Work instructions: Transcribe the full listing below exactly.

————

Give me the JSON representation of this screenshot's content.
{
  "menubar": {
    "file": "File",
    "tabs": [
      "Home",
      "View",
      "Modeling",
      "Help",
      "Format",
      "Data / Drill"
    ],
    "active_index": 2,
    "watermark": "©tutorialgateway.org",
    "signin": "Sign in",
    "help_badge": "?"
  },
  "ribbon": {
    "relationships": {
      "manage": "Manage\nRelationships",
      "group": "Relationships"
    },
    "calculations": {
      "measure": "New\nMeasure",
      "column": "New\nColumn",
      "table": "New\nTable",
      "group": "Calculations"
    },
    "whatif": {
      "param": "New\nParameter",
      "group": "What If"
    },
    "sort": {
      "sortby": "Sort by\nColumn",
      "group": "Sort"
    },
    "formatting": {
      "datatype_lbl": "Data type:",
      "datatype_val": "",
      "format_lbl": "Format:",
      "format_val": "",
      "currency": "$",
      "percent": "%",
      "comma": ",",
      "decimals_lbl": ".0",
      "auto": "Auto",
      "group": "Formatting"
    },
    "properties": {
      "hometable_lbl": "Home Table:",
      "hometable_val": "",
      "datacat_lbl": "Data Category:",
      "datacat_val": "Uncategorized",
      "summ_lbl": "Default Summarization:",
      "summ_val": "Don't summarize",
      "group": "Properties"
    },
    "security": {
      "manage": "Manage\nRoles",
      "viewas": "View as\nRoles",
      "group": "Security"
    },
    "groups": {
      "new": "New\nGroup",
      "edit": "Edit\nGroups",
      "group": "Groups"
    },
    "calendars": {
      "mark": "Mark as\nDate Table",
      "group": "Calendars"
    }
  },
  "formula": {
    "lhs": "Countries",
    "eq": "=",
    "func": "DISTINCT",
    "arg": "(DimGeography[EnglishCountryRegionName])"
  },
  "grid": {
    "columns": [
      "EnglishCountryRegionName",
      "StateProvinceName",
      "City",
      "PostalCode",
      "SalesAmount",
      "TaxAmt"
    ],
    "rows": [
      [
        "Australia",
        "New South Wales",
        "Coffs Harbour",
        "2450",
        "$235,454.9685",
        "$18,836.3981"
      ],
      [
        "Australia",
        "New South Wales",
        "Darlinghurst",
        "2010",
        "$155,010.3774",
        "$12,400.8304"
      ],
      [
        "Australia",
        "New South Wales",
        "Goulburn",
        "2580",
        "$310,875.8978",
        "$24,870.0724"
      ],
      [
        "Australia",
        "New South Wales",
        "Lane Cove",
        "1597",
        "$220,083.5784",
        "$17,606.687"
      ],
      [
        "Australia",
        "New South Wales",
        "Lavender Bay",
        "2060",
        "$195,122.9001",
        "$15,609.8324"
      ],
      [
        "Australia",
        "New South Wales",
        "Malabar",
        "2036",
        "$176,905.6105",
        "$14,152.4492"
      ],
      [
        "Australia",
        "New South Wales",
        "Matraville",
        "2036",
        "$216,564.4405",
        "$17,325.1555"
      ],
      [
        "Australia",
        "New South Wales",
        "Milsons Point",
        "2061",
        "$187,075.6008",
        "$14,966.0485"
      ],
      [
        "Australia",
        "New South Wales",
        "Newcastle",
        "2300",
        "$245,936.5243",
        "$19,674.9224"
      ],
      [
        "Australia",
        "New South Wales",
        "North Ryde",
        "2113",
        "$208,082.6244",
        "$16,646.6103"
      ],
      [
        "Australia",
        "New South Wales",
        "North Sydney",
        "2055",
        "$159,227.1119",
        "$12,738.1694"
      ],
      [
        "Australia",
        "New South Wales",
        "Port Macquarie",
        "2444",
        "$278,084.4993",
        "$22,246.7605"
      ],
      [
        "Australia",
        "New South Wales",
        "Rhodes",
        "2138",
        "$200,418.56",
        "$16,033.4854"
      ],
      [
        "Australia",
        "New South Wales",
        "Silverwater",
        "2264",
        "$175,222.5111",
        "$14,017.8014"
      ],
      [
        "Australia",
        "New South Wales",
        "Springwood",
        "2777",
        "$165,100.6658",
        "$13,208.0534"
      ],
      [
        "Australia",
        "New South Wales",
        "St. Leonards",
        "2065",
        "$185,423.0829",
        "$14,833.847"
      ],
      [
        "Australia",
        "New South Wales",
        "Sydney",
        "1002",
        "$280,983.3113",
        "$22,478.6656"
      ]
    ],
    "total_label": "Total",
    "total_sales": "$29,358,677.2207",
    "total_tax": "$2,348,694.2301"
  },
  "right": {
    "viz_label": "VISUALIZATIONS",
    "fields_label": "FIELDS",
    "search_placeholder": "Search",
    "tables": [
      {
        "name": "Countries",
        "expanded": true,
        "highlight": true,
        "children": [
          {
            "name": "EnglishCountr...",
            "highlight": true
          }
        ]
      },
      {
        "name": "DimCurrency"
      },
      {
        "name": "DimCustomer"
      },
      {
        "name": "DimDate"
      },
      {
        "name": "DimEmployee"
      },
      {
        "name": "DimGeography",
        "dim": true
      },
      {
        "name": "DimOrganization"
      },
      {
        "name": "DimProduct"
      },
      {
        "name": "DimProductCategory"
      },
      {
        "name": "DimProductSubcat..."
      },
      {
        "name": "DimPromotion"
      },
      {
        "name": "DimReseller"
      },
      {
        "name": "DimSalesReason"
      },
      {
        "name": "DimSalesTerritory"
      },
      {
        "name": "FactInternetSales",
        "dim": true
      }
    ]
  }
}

————

Expected answer:
Give me the JSON representation of this screenshot's content.
{
  "menubar": {
    "file": "File",
    "tabs": [
      "Home",
      "View",
      "Modeling",
      "Help",
      "Format",
      "Data / Drill"
    ],
    "active_index": 2,
    "watermark": "©tutorialgateway.org",
    "signin": "Sign in",
    "help_badge": "?"
  },
  "ribbon": {
    "relationships": {
      "manage": "Manage\nRelationships",
      "group": "Relationships"
    },
    "calculations": {
      "measure": "New\nMeasure",
      "column": "New\nColumn",
      "table": "New\nTable",
      "group": "Calculations"
    },
    "whatif": {
      "param": "New\nParameter",
      "group": "What If"
    },
    "sort": {
      "sortby": "Sort by\nColumn",
      "group": "Sort"
    },
    "formatting": {
      "datatype_lbl": "Data type:",
      "datatype_val": "",
      "format_lbl": "Format:",
      "format_val": "",
      "currency": "$",
      "percent": "%",
      "comma": ",",
      "decimals_lbl": ".0",
      "auto": "Auto",
      "group": "Formatting"
    },
    "properties": {
      "hometable_lbl": "Home Table:",
      "hometable_val": "",
      "datacat_lbl": "Data Category:",
      "datacat_val": "Uncategorized",
      "summ_lbl": "Default Summarization:",
      "summ_val": "Don't summarize",
      "group": "Properties"
    },
    "security": {
      "manage": "Manage\nRoles",
      "viewas": "View as\nRoles",
      "group": "Security"
    },
    "groups": {
      "new": "New\nGroup",
      "edit": "Edit\nGroups",
      "group": "Groups"
    },
    "calendars": {
      "mark": "Mark as\nDate Table",
      "group": "Calendars"
    }
  },
  "formula": {
    "lhs": "Countries",
    "eq": "=",
    "func": "DISTINCT",
    "arg": "(DimGeography[EnglishCountryRegionName])"
  },
  "grid": {
    "columns": [
      "EnglishCountryRegionName",
      "StateProvinceName",
      "City",
      "PostalCode",
      "SalesAmount",
      "TaxAmt"
    ],
    "rows": [
      [
        "Australia",
        "New South Wales",
        "Coffs Harbour",
        "2450",
        "$235,454.9685",
        "$18,836.3981"
      ],
      [
        "Australia",
        "New South Wales",
        "Darlinghurst",
        "2010",
        "$155,010.3774",
        "$12,400.8304"
      ],
      [
        "Australia",
        "New South Wales",
        "Goulburn",
        "2580",
        "$310,875.8978",
        "$24,870.0724"
      ],
      [
        "Australia",
        "New South Wales",
        "Lane Cove",
        "1597",
        "$220,083.5784",
        "$17,606.687"
      ],
      [
        "Australia",
        "New South Wales",
        "Lavender Bay",
        "2060",
        "$195,122.9001",
        "$15,609.8324"
      ],
      [
        "Australia",
        "New South Wales",
        "Malabar",
        "2036",
        "$176,905.6105",
        "$14,152.4492"
      ],
      [
        "Australia",
        "New South Wales",
        "Matraville",
        "2036",
        "$216,564.4405",
        "$17,325.1555"
      ],
      [
        "Australia",
        "New South Wales",
        "Milsons Point",
        "2061",
        "$187,075.6008",
        "$14,966.0485"
      ],
      [
        "Australia",
        "New South Wales",
        "Newcastle",
        "2300",
        "$245,936.5243",
        "$19,674.9224"
      ],
      [
        "Australia",
        "New South Wales",
        "North Ryde",
        "2113",
        "$208,082.6244",
        "$16,646.6103"
      ],
      [
        "Australia",
        "New South Wales",
        "North Sydney",
        "2055",
        "$159,227.1119",
        "$12,738.1694"
      ],
      [
        "Australia",
        "New South Wales",
        "Port Macquarie",
        "2444",
        "$278,084.4993",
        "$22,246.7605"
      ],
      [
        "Australia",
        "New South Wales",
        "Rhodes",
        "2138",
        "$200,418.56",
        "$16,033.4854"
      ],
      [
        "Australia",
        "New South Wales",
        "Silverwater",
        "2264",
        "$175,222.5111",
        "$14,017.8014"
      ],
      [
        "Australia",
        "New South Wales",
        "Springwood",
        "2777",
        "$165,100.6658",
        "$13,208.0534"
      ],
      [
        "Australia",
        "New South Wales",
        "St. Leonards",
        "2065",
        "$185,423.0829",
        "$14,833.847"
      ],
      [
        "Australia",
        "New South Wales",
        "Sydney",
        "1002",
        "$280,983.3113",
        "$22,478.6656"
      ]
    ],
    "total_label": "Total",
    "total_sales": "$29,358,677.2207",
    "total_tax": "$2,348,694.2301"
  },
  "right": {
    "viz_label": "VISUALIZATIONS",
    "fields_label": "FIELDS",
    "search_placeholder": "Search",
    "tables": [
      {
        "name": "Countries",
        "expanded": true,
        "highlight": true,
        "children": [
          {
            "name": "EnglishCountr...",
            "highlight": true
          }
        ]
      },
      {
        "name": "DimCurrency"
      },
      {
        "name": "DimCustomer"
      },
      {
        "name": "DimDate"
      },
      {
        "name": "DimEmployee"
      },
      {
        "name": "DimGeography",
        "dim": true
      },
      {
        "name": "DimOrganization"
      },
      {
        "name": "DimProduct"
      },
      {
        "name": "DimProductCategory"
      },
      {
        "name": "DimProductSubcat..."
      },
      {
        "name": "DimPromotion"
      },
      {
        "name": "DimReseller"
      },
      {
        "name": "DimSalesReason"
      },
      {
        "name": "DimSalesTerritory"
      },
      {
        "name": "FactInternetSales",
        "dim": true
      }
    ]
  }
}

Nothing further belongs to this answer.